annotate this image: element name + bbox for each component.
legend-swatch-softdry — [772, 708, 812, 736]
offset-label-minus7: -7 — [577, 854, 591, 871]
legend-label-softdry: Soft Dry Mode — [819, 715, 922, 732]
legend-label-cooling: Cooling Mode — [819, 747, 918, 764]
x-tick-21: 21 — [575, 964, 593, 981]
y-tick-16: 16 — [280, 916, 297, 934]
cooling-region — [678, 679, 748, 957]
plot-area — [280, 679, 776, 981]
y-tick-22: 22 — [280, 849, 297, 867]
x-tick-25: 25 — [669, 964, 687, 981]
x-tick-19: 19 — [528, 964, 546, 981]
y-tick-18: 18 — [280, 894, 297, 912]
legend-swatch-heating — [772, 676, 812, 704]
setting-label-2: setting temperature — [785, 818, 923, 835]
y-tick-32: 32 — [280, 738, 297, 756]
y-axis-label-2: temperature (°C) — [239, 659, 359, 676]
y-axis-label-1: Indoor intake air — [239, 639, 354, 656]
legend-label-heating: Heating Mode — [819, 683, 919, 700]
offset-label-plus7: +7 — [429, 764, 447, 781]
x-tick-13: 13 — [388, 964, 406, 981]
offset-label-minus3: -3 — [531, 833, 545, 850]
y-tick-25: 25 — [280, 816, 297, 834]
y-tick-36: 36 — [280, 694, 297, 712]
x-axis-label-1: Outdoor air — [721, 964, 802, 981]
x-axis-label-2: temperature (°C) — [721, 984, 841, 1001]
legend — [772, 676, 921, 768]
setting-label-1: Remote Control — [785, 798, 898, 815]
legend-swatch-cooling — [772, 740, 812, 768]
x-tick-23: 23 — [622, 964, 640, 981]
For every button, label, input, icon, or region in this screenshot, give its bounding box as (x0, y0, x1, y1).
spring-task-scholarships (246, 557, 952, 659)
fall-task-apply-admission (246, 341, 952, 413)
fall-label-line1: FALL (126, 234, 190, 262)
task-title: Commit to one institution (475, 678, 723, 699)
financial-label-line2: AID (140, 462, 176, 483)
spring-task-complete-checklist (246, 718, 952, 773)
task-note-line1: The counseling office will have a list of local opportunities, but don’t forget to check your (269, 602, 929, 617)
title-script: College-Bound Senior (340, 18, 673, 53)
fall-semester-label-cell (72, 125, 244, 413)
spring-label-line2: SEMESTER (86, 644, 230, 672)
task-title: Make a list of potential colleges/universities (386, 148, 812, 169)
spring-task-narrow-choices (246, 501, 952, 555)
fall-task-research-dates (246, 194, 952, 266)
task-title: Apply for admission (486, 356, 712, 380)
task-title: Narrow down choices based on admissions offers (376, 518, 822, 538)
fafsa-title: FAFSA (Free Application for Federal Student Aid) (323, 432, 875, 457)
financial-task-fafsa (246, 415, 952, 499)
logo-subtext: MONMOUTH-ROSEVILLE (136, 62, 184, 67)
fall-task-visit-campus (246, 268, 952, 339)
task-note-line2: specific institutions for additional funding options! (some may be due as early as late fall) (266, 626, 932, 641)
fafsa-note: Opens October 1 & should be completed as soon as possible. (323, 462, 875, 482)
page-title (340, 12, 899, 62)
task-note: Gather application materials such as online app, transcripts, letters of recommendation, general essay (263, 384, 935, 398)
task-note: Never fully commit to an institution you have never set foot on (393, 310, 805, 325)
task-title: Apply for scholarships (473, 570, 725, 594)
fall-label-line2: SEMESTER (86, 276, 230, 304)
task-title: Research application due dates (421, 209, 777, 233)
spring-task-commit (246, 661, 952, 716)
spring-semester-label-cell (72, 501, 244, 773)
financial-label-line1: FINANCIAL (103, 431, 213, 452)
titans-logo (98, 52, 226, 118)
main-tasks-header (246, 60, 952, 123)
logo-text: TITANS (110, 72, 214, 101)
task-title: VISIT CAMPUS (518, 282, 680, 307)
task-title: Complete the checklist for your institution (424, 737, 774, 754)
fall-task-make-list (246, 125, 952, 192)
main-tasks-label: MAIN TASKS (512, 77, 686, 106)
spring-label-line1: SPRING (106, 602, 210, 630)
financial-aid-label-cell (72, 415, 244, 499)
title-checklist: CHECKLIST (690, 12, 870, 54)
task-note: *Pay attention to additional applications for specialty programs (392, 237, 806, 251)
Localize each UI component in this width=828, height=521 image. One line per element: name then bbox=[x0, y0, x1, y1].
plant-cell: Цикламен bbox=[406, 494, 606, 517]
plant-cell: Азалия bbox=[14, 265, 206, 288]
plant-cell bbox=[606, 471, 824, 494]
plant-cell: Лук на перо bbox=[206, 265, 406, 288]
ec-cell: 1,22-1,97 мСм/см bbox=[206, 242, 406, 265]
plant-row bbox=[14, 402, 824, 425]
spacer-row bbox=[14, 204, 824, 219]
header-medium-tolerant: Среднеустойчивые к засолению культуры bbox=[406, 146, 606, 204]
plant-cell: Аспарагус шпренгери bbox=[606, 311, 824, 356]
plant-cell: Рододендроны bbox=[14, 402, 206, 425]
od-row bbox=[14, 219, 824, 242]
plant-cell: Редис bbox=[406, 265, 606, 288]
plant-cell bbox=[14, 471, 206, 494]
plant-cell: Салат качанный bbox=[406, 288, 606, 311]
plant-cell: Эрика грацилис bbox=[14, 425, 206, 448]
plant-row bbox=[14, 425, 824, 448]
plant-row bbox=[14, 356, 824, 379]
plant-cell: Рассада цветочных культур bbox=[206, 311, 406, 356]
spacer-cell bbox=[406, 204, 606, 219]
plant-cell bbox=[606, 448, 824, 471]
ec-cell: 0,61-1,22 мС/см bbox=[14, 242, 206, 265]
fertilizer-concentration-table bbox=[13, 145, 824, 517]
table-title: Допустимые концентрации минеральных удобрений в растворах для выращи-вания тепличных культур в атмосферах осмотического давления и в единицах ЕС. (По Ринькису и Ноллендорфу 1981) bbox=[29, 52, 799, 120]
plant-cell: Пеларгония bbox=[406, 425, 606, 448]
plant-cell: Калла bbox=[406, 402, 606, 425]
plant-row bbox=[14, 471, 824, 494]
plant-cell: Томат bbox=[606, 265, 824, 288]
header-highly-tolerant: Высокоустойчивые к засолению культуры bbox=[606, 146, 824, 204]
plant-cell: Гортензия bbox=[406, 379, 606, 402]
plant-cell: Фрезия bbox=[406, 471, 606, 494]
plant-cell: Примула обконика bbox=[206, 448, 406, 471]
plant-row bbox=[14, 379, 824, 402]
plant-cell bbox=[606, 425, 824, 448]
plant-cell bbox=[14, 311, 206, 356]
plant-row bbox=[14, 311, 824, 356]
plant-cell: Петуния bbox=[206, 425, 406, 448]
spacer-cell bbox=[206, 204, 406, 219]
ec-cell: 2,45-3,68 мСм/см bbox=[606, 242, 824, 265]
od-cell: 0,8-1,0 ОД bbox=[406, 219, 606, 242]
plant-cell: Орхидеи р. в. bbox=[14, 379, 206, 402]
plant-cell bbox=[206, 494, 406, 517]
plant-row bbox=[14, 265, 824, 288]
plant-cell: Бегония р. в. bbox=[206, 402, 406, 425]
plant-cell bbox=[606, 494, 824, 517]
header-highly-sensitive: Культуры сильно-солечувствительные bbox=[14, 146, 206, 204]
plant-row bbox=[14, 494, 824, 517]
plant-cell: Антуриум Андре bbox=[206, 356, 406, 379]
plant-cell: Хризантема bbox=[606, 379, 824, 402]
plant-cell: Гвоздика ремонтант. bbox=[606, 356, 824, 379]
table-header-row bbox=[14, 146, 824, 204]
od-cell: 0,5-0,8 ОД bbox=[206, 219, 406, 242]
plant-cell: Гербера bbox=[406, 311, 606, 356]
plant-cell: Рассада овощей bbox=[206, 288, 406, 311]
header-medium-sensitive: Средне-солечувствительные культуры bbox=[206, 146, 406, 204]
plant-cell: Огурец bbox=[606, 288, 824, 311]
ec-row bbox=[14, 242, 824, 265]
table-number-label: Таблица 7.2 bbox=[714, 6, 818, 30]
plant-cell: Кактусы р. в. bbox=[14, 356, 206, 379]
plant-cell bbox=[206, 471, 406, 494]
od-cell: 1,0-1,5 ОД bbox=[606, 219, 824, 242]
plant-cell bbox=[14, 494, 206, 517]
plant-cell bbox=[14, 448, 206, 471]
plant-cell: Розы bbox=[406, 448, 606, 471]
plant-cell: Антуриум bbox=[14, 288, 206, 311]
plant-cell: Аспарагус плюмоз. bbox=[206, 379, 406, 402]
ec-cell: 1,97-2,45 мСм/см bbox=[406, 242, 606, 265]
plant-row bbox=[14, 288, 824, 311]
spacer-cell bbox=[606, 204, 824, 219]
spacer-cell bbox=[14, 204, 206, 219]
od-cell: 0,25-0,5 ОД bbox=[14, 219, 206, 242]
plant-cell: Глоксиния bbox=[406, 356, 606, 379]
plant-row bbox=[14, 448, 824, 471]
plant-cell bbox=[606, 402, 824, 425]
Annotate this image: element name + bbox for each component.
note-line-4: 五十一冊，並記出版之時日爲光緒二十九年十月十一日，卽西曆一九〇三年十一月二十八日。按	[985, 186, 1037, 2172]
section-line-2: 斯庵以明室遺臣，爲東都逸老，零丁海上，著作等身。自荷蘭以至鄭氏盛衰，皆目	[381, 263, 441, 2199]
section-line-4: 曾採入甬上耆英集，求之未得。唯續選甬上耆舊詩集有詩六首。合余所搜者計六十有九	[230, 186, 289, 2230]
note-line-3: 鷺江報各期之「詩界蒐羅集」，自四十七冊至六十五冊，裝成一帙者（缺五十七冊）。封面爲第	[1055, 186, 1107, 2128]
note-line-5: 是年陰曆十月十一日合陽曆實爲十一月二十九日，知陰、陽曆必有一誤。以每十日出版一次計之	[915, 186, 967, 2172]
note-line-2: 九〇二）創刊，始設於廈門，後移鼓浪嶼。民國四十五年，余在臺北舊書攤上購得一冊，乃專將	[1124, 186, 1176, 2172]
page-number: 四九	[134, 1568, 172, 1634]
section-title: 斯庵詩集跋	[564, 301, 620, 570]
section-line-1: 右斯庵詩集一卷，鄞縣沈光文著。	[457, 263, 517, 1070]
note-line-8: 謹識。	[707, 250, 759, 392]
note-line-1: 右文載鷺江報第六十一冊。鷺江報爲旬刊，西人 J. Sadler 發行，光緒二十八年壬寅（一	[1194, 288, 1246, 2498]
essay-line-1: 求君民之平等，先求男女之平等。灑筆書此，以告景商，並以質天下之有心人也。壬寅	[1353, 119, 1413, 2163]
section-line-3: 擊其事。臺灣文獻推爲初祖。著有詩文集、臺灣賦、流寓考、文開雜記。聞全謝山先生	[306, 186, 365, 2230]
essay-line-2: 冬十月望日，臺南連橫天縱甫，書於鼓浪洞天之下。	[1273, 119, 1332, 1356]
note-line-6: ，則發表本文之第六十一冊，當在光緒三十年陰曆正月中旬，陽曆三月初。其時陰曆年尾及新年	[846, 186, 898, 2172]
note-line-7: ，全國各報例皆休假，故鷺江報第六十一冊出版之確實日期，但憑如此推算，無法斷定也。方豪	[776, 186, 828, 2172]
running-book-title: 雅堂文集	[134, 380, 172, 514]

★ ★ ★ ★ ★ ★ ★

» Your instructions: Copy everything from the start of the rows down to the line containing "legend-label-cooling: Cooling Mode". Rename "Soft Dry Mode" to "Dehumidify Mode" and leave everything else unchanged.

» Task output:
annotate this image: element name + bbox for each component.
legend-swatch-softdry — [772, 708, 812, 736]
offset-label-minus7: -7 — [577, 854, 591, 871]
legend-label-softdry: Dehumidify Mode — [819, 715, 922, 732]
legend-label-cooling: Cooling Mode — [819, 747, 918, 764]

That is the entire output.